## Task to complete
Every entry below should be printed exactly, without its images.

## Data lines
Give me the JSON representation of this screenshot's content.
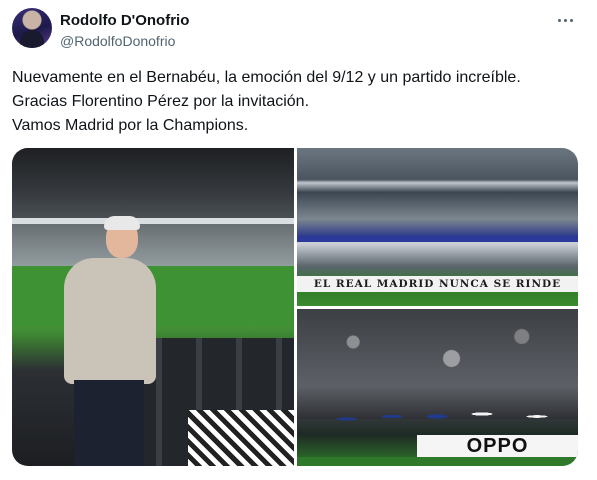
{
  "author": {
    "name": "Rodolfo D'Onofrio",
    "handle": "@RodolfoDonofrio"
  },
  "tweet": {
    "lines": [
      "Nuevamente en el Bernabéu, la emoción del 9/12 y un partido increíble.",
      "Gracias Florentino Pérez por la invitación.",
      "Vamos Madrid por la Champions."
    ]
  },
  "media": {
    "banner_text": "EL REAL MADRID NUNCA SE RINDE",
    "sponsor_text": "OPPO"
  },
  "icons": {
    "more": "more-horizontal-icon"
  },
  "colors": {
    "text": "#0f1419",
    "secondary_text": "#536471",
    "background": "#ffffff"
  }
}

## Solved exercise
Give me the JSON representation of this screenshot's content.
{
  "author": {
    "name": "Rodolfo D'Onofrio",
    "handle": "@RodolfoDonofrio"
  },
  "tweet": {
    "lines": [
      "Nuevamente en el Bernabéu, la emoción del 9/12 y un partido increíble.",
      "Gracias Florentino Pérez por la invitación.",
      "Vamos Madrid por la Champions."
    ]
  },
  "media": {
    "banner_text": "EL REAL MADRID NUNCA SE RINDE",
    "sponsor_text": "OPPO"
  },
  "icons": {
    "more": "more-horizontal-icon"
  },
  "colors": {
    "text": "#0f1419",
    "secondary_text": "#536471",
    "background": "#ffffff"
  }
}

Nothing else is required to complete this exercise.